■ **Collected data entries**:
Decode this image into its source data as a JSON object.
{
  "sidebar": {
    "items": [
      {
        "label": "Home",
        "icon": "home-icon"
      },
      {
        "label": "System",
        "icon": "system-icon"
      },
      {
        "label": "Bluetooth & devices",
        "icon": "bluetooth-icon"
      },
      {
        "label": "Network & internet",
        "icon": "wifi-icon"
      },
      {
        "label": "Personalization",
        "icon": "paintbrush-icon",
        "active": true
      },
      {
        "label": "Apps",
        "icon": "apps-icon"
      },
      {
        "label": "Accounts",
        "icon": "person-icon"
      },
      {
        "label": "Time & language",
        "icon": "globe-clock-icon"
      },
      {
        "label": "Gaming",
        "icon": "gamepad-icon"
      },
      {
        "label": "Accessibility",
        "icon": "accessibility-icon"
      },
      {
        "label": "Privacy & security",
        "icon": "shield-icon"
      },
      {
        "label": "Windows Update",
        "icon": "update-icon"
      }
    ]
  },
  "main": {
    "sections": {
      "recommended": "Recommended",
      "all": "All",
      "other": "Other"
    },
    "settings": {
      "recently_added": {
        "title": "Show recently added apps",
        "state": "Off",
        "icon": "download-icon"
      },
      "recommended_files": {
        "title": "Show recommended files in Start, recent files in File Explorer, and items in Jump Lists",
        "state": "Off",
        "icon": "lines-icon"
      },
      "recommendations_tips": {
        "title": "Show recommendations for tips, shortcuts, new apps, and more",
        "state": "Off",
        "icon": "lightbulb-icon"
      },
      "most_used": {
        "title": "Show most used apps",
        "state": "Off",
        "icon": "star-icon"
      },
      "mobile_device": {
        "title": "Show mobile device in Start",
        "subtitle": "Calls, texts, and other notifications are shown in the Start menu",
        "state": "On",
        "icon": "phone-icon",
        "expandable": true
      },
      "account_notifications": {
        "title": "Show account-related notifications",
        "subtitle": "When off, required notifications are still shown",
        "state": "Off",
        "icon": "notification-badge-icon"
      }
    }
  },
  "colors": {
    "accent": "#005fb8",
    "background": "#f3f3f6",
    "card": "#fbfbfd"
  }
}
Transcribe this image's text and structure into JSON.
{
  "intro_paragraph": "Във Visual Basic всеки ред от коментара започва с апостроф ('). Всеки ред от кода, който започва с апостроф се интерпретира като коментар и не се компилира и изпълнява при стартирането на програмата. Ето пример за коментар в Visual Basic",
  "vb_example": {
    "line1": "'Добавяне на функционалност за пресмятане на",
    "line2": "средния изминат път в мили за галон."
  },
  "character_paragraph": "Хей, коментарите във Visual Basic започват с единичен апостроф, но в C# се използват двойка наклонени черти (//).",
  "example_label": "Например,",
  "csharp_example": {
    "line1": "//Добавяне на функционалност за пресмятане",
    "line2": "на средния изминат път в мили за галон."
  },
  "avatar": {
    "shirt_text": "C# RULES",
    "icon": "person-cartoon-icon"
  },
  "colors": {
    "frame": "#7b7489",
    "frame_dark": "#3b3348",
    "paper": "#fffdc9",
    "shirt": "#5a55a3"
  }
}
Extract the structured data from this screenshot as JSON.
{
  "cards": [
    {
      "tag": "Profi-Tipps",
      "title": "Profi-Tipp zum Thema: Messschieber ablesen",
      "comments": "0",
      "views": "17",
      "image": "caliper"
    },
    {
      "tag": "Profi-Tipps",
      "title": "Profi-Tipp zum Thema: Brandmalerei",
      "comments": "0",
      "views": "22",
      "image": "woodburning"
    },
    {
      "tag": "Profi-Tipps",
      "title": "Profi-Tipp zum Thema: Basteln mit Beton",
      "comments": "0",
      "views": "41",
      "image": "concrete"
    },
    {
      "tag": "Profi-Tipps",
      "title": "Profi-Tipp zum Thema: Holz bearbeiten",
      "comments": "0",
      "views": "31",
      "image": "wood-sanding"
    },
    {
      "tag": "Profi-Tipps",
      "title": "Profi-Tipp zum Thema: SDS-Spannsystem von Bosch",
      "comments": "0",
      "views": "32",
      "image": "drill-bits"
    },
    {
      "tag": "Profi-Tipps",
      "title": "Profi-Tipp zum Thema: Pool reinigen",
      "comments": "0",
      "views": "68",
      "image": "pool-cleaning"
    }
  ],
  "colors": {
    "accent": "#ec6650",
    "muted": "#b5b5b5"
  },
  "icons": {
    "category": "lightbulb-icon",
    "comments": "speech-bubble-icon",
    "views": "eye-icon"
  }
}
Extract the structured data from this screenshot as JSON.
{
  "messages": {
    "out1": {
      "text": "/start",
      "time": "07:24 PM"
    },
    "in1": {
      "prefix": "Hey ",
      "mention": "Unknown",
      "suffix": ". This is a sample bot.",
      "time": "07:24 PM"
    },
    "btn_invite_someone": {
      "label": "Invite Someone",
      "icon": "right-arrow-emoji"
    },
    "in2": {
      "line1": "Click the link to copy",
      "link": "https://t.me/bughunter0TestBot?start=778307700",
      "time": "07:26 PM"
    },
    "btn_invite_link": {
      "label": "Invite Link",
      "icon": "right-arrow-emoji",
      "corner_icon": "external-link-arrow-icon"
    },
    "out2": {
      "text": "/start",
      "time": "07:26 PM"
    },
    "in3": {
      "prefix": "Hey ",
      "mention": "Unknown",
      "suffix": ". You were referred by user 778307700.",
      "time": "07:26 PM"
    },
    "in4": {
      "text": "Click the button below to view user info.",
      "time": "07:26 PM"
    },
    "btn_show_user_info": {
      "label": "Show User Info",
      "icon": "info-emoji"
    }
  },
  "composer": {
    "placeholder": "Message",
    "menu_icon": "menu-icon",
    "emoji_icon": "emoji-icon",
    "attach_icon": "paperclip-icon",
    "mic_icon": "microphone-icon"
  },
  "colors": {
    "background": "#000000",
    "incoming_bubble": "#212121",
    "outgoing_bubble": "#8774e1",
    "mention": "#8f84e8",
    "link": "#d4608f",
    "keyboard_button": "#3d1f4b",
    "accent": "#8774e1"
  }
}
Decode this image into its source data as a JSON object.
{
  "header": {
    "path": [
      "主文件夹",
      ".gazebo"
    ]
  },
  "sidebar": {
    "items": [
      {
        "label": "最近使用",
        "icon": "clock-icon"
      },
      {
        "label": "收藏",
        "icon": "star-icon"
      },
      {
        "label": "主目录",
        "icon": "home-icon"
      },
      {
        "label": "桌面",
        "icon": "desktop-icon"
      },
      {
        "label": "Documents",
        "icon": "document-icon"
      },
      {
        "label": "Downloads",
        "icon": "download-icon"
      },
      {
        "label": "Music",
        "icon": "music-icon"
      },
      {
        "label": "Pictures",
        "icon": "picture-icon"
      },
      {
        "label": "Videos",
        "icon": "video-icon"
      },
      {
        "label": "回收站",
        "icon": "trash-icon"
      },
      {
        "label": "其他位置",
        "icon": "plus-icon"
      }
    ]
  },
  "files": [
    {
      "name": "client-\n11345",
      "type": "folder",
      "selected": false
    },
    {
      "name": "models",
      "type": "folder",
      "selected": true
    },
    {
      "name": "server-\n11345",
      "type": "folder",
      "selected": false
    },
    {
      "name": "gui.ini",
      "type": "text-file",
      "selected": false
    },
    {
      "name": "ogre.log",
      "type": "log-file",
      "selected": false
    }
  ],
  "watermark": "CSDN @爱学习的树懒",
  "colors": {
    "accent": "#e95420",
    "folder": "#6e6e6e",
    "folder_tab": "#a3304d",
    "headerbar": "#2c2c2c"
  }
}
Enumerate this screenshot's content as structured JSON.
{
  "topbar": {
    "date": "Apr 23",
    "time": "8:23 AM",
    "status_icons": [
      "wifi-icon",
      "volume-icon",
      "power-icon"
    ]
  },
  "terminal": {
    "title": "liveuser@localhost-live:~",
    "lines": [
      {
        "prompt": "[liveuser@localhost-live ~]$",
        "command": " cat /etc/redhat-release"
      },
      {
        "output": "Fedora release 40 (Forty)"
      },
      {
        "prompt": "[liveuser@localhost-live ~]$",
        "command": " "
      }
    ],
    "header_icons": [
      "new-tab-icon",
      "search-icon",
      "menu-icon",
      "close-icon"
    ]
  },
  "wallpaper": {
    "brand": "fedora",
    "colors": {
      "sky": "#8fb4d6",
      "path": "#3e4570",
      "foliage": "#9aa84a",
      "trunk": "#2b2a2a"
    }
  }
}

■ **DIRECTIONS FOR THIS TASK**:
Begin with the line that contains "Enumerate this screenshot's" and set down each line exactly until the records above end, including the final line.

■ **RESULT**:
Enumerate this screenshot's content as structured JSON.
{
  "topbar": {
    "date": "Apr 23",
    "time": "8:23 AM",
    "status_icons": [
      "wifi-icon",
      "volume-icon",
      "power-icon"
    ]
  },
  "terminal": {
    "title": "liveuser@localhost-live:~",
    "lines": [
      {
        "prompt": "[liveuser@localhost-live ~]$",
        "command": " cat /etc/redhat-release"
      },
      {
        "output": "Fedora release 40 (Forty)"
      },
      {
        "prompt": "[liveuser@localhost-live ~]$",
        "command": " "
      }
    ],
    "header_icons": [
      "new-tab-icon",
      "search-icon",
      "menu-icon",
      "close-icon"
    ]
  },
  "wallpaper": {
    "brand": "fedora",
    "colors": {
      "sky": "#8fb4d6",
      "path": "#3e4570",
      "foliage": "#9aa84a",
      "trunk": "#2b2a2a"
    }
  }
}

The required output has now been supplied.